===== Exercise materials

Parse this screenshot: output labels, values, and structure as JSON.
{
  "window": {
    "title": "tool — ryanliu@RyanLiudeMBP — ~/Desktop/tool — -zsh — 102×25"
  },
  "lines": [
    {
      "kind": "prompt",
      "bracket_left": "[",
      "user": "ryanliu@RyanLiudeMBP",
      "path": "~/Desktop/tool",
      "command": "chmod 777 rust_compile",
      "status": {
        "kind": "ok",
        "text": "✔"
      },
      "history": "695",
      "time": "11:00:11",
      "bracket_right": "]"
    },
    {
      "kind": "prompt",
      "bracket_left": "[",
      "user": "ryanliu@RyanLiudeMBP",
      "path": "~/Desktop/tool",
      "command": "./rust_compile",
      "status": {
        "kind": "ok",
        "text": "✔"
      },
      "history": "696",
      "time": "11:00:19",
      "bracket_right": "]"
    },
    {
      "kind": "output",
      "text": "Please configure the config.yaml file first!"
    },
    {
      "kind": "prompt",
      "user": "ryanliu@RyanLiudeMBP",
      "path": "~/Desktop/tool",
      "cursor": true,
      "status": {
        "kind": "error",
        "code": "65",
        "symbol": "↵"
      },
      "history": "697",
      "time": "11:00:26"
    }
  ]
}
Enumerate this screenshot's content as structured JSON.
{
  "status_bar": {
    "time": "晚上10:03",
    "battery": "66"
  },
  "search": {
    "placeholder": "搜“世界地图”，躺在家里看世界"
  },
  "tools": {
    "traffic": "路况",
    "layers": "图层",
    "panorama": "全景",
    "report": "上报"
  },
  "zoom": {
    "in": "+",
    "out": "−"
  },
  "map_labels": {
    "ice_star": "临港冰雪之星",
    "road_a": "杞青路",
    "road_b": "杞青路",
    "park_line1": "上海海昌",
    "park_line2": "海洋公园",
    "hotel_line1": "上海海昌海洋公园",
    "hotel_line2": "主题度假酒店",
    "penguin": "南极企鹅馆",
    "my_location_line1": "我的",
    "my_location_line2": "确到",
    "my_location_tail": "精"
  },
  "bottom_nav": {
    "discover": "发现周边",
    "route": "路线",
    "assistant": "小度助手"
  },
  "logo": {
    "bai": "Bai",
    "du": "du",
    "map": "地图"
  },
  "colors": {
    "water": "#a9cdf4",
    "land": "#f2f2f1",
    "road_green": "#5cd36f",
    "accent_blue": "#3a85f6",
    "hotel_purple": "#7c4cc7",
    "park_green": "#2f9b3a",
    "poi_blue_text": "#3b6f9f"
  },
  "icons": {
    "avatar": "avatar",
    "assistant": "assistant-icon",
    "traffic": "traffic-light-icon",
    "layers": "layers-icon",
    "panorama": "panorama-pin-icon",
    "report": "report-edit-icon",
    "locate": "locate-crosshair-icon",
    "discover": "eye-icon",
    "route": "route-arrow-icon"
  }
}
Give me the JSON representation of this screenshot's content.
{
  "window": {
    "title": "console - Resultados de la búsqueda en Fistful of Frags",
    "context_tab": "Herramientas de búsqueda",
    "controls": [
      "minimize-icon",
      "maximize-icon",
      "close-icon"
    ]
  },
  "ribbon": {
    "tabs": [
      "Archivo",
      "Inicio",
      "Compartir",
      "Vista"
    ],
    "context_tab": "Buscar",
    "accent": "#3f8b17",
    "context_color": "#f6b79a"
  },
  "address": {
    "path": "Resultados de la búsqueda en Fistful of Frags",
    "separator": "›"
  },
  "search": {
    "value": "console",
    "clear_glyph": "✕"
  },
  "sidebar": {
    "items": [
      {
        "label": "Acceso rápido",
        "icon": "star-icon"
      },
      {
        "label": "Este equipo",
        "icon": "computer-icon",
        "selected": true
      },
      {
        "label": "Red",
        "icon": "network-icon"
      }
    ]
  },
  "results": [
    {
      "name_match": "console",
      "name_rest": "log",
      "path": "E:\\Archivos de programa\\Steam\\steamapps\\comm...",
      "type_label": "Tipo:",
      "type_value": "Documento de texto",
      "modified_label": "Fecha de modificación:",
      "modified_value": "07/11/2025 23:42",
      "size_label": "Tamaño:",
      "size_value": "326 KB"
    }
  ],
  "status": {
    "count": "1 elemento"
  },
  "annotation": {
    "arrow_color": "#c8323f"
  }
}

==========

Exercise description
Pull out all lines containing the word "panorama" from the entries above.

Finished exercise
    "panorama": "全景",
    "panorama": "panorama-pin-icon",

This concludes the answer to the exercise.